Figure data in JSON
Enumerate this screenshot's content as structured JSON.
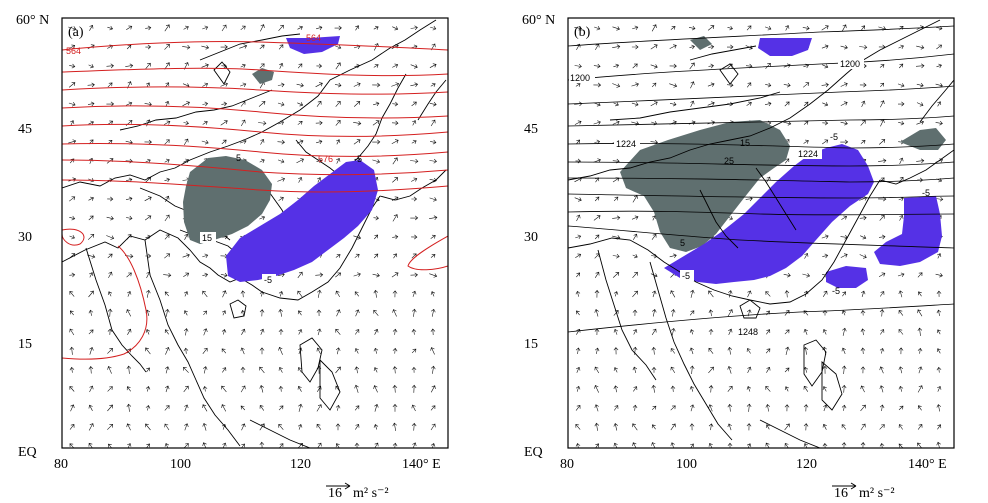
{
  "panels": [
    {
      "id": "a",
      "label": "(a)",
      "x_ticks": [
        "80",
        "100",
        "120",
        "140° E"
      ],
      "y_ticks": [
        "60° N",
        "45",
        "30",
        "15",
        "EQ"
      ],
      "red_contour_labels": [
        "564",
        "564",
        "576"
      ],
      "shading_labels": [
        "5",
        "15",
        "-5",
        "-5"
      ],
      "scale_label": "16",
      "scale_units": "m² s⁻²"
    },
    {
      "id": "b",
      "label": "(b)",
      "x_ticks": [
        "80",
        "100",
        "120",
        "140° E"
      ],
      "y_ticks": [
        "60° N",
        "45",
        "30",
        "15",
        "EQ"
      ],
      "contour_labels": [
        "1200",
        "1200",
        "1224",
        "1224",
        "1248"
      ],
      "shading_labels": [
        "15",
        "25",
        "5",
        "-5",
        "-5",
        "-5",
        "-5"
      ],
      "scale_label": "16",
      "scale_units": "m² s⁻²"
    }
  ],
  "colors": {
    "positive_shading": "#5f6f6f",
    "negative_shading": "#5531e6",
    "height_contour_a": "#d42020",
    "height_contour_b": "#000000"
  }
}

Written request » Transcribe the whole listing exactly. Pictures are excluded.

Problem solution »
Enumerate this screenshot's content as structured JSON.
{
  "panels": [
    {
      "id": "a",
      "label": "(a)",
      "x_ticks": [
        "80",
        "100",
        "120",
        "140° E"
      ],
      "y_ticks": [
        "60° N",
        "45",
        "30",
        "15",
        "EQ"
      ],
      "red_contour_labels": [
        "564",
        "564",
        "576"
      ],
      "shading_labels": [
        "5",
        "15",
        "-5",
        "-5"
      ],
      "scale_label": "16",
      "scale_units": "m² s⁻²"
    },
    {
      "id": "b",
      "label": "(b)",
      "x_ticks": [
        "80",
        "100",
        "120",
        "140° E"
      ],
      "y_ticks": [
        "60° N",
        "45",
        "30",
        "15",
        "EQ"
      ],
      "contour_labels": [
        "1200",
        "1200",
        "1224",
        "1224",
        "1248"
      ],
      "shading_labels": [
        "15",
        "25",
        "5",
        "-5",
        "-5",
        "-5",
        "-5"
      ],
      "scale_label": "16",
      "scale_units": "m² s⁻²"
    }
  ],
  "colors": {
    "positive_shading": "#5f6f6f",
    "negative_shading": "#5531e6",
    "height_contour_a": "#d42020",
    "height_contour_b": "#000000"
  }
}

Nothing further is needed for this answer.